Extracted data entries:
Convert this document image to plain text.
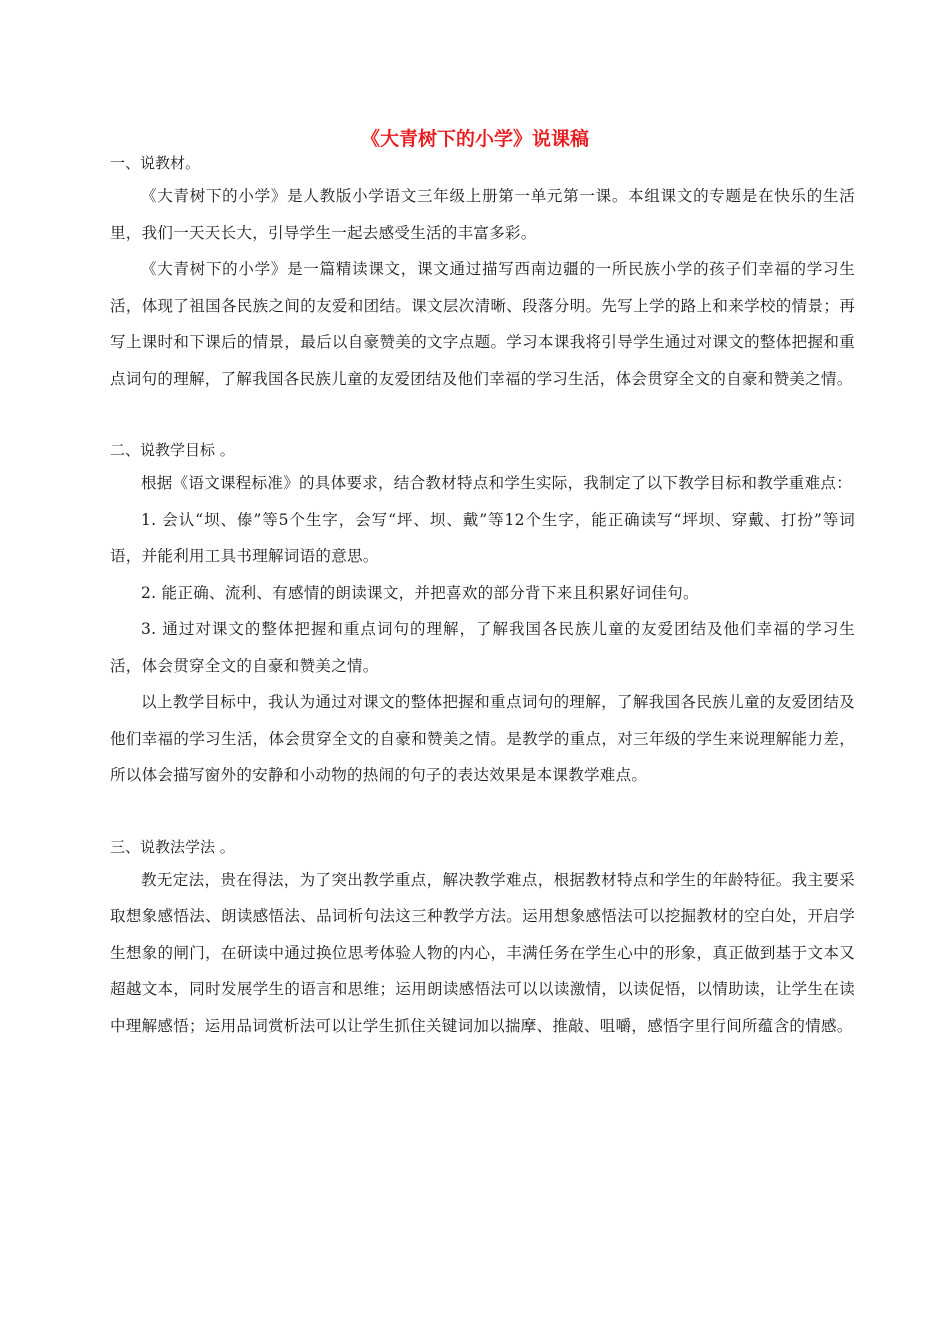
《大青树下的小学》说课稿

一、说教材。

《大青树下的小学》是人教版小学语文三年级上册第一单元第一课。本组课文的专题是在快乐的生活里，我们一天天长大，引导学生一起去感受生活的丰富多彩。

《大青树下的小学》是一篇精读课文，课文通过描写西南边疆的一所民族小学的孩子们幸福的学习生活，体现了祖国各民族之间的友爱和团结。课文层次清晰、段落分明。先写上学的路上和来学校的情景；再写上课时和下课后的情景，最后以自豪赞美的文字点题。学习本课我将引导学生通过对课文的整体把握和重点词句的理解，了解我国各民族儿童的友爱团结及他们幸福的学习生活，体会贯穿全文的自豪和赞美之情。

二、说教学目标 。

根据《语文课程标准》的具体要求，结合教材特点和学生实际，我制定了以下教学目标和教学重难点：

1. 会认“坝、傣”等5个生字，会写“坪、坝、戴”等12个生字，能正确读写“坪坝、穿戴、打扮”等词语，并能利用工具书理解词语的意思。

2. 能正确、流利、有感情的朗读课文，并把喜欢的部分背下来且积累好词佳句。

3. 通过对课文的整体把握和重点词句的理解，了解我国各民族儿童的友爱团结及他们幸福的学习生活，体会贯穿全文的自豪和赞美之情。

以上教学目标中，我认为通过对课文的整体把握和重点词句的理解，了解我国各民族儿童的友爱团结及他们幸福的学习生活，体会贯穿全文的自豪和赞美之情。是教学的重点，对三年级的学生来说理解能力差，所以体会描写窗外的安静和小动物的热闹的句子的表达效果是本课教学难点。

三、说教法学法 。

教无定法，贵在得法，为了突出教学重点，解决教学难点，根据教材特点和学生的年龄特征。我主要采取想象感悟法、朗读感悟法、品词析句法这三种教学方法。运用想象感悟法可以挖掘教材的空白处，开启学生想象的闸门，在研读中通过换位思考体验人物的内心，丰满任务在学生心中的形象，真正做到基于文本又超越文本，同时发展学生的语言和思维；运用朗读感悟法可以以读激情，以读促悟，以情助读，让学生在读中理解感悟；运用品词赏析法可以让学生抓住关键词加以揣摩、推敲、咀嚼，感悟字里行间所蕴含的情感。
...
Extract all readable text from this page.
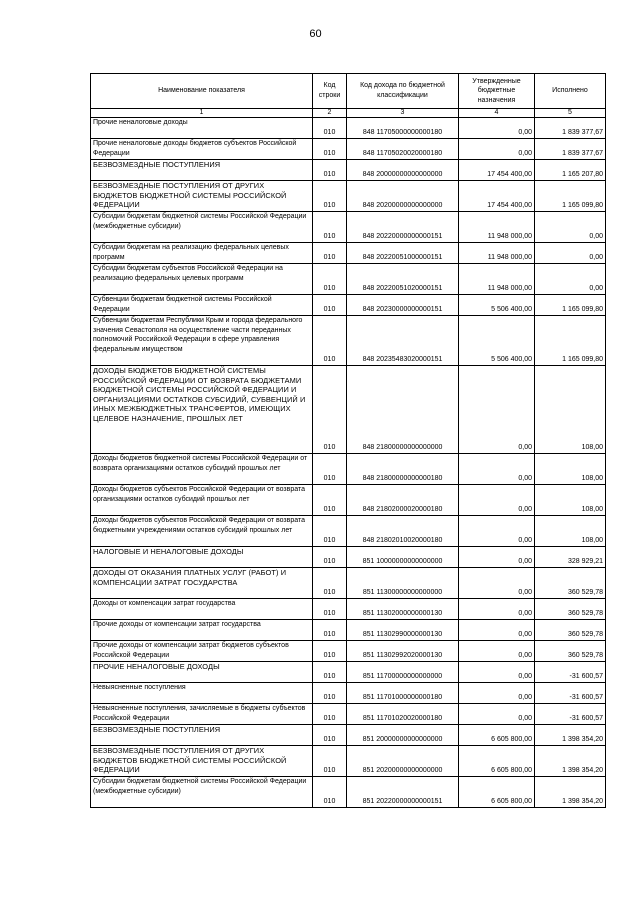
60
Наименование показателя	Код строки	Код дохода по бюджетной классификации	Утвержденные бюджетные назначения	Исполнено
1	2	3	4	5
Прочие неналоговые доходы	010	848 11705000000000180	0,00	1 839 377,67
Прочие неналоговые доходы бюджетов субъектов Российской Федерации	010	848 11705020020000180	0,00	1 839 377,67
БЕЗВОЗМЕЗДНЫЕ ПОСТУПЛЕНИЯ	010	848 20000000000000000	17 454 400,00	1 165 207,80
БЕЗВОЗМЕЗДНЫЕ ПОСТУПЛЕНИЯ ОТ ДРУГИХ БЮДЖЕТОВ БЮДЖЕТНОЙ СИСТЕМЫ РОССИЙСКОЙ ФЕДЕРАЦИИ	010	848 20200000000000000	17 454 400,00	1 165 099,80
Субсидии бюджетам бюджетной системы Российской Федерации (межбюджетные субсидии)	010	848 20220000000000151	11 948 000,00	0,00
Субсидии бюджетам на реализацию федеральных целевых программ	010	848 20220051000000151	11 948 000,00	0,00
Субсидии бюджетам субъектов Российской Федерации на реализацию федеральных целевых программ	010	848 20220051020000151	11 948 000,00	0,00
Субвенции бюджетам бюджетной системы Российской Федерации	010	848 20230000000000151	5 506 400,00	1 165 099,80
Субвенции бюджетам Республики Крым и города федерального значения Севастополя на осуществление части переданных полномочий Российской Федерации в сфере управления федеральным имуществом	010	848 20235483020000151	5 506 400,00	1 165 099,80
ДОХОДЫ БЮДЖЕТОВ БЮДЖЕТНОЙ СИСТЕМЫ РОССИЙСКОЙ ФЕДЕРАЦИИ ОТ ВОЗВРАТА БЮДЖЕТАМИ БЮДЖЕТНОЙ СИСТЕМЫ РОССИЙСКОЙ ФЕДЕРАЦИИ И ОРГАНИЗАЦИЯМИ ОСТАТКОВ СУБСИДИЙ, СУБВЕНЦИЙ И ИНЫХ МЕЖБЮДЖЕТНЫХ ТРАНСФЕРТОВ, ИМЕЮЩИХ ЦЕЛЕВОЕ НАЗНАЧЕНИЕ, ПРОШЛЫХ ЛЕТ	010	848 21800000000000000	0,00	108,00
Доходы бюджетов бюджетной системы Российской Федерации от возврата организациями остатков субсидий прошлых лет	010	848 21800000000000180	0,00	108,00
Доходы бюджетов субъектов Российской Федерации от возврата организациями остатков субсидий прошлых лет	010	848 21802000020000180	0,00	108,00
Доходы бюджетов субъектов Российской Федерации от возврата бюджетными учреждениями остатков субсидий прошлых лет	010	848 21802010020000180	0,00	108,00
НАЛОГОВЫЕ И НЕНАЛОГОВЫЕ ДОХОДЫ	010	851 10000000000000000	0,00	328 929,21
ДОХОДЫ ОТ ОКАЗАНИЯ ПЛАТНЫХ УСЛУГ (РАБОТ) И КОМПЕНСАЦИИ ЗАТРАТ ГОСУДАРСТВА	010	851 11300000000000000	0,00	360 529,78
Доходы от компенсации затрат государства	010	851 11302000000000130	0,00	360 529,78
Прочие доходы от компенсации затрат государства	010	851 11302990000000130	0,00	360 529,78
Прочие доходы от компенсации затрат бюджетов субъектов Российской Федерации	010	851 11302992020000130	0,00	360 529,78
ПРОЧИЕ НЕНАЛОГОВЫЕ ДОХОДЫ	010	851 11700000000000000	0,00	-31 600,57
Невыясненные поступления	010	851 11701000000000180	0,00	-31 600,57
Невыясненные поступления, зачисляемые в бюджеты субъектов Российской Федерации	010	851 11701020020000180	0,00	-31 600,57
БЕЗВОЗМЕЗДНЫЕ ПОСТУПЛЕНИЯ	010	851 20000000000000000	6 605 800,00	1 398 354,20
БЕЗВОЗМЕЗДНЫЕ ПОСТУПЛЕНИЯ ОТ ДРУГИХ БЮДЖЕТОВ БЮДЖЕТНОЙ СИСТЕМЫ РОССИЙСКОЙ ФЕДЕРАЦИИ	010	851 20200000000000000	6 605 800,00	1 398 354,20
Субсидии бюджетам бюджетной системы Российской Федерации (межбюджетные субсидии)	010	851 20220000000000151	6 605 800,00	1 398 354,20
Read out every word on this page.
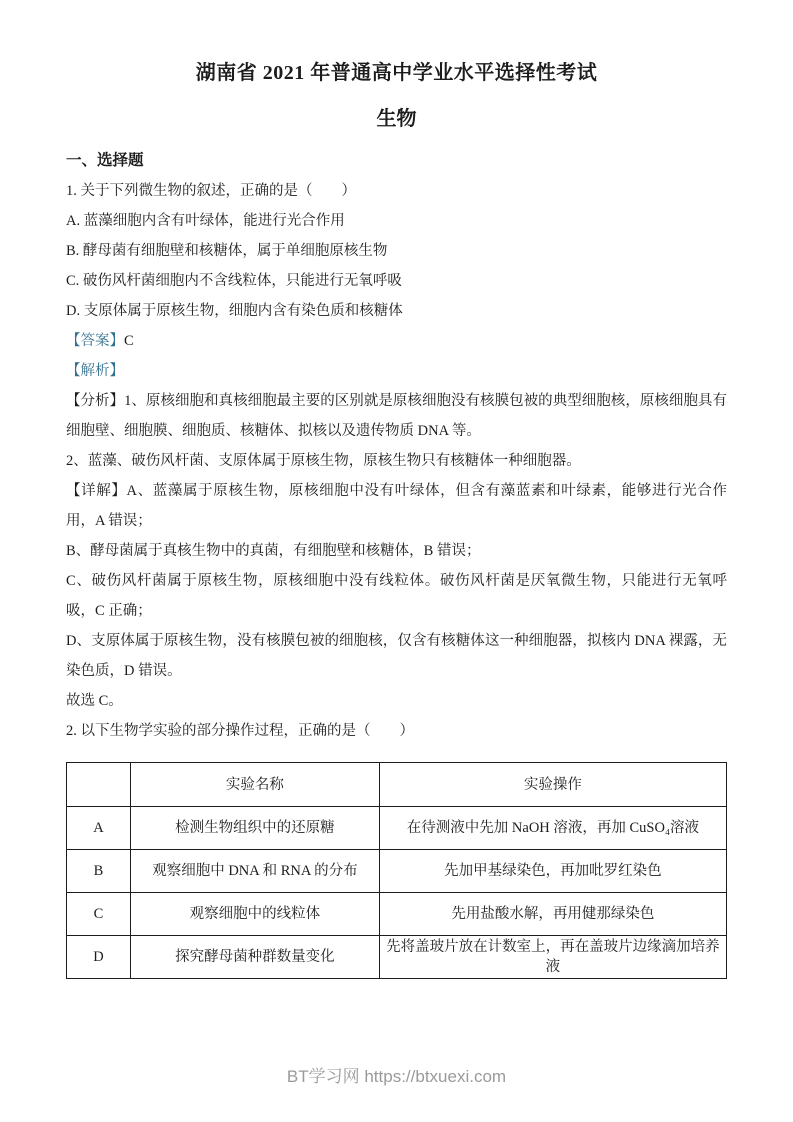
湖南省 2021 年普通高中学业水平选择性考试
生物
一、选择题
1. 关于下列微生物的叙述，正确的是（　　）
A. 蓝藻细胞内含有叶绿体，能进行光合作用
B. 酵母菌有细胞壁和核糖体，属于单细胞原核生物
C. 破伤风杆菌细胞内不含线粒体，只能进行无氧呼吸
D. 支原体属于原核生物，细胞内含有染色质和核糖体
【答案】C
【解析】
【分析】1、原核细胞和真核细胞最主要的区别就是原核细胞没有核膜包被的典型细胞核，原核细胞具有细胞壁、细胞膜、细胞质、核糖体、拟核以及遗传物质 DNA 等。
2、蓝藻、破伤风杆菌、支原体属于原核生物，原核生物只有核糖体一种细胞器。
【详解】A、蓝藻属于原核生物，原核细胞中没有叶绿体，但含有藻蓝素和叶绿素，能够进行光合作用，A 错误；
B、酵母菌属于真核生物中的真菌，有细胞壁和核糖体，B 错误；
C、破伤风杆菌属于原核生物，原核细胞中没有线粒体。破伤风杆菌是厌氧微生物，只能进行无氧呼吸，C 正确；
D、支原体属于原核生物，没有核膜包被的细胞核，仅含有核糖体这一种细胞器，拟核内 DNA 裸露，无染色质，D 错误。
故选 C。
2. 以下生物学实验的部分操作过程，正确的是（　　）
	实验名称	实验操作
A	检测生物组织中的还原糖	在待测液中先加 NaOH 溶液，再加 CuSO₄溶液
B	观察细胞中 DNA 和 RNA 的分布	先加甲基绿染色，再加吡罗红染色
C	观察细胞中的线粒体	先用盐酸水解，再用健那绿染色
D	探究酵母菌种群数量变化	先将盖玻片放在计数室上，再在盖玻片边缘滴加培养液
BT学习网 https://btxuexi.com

PROBLEM TO SOLVE. Above are the records; copy every line in them that holds the word "体会贯穿全文的自豪和赞美之情".

ANSWER TO THE PROBLEM.
《大青树下的小学》是一篇精读课文，课文通过描写西南边疆的一所民族小学的孩子们幸福的学习生活，体现了祖国各民族之间的友爱和团结。课文层次清晰、段落分明。先写上学的路上和来学校的情景；再写上课时和下课后的情景，最后以自豪赞美的文字点题。学习本课我将引导学生通过对课文的整体把握和重点词句的理解，了解我国各民族儿童的友爱团结及他们幸福的学习生活，体会贯穿全文的自豪和赞美之情。
3. 通过对课文的整体把握和重点词句的理解，了解我国各民族儿童的友爱团结及他们幸福的学习生活，体会贯穿全文的自豪和赞美之情。
以上教学目标中，我认为通过对课文的整体把握和重点词句的理解，了解我国各民族儿童的友爱团结及他们幸福的学习生活，体会贯穿全文的自豪和赞美之情。是教学的重点，对三年级的学生来说理解能力差，所以体会描写窗外的安静和小动物的热闹的句子的表达效果是本课教学难点。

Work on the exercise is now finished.